Dataset entries:
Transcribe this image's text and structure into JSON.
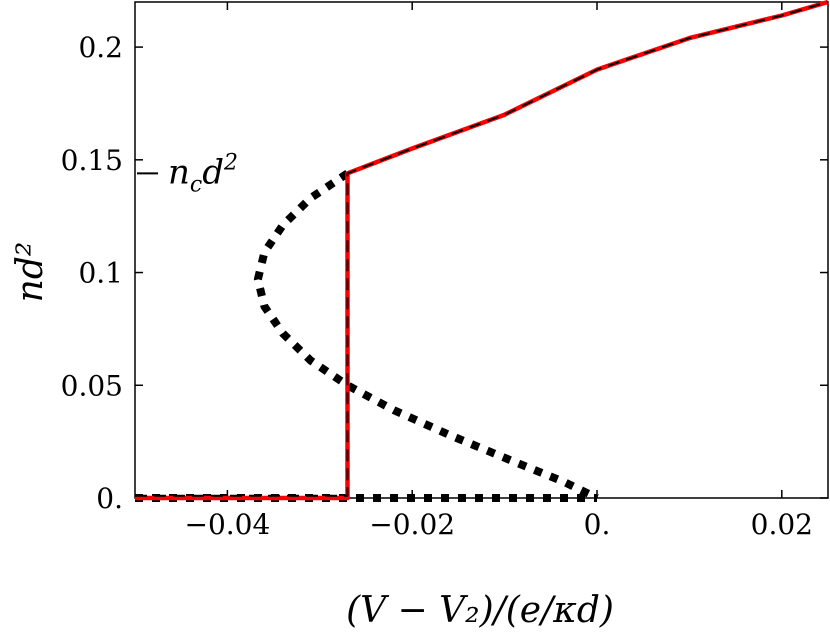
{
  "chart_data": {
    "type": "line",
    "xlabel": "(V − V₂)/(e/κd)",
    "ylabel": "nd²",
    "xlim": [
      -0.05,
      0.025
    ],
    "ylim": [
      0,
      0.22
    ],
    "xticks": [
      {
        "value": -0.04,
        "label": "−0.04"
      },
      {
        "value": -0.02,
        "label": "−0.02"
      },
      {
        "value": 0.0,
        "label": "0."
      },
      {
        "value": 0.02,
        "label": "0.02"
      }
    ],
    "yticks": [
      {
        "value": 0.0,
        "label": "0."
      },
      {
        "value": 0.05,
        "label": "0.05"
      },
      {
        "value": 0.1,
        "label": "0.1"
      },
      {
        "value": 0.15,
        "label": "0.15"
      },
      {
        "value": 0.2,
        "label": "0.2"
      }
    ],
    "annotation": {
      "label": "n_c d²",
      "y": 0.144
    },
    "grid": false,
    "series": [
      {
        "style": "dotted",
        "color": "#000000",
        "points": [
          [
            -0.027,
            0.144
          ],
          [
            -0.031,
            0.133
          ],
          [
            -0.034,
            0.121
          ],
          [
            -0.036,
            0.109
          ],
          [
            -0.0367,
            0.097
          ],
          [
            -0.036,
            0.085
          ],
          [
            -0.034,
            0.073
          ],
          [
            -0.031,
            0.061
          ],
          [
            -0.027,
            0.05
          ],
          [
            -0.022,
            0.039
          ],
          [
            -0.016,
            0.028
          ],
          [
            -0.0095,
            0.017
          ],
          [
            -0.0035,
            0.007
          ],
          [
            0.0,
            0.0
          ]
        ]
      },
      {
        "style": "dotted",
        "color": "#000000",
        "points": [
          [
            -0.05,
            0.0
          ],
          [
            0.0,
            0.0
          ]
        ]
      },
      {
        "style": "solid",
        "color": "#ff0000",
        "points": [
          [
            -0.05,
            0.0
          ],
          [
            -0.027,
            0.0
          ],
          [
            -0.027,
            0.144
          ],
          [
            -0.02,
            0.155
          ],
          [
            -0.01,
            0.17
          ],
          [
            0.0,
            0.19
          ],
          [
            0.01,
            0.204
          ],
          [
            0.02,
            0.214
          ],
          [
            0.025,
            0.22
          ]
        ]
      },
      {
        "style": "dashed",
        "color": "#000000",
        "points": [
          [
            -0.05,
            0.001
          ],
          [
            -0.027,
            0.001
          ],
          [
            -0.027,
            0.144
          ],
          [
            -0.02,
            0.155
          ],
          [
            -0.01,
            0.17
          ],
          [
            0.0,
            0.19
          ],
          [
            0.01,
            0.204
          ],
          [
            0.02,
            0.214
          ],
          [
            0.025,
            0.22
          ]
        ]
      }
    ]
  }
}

:: TO BE DONE ::
All lines of the data above that include the word "value" must be shown.

:: FULL ANSWER ::
        "value": -0.04,
        "value": -0.02,
        "value": 0.0,
        "value": 0.02,
        "value": 0.0,
        "value": 0.05,
        "value": 0.1,
        "value": 0.15,
        "value": 0.2,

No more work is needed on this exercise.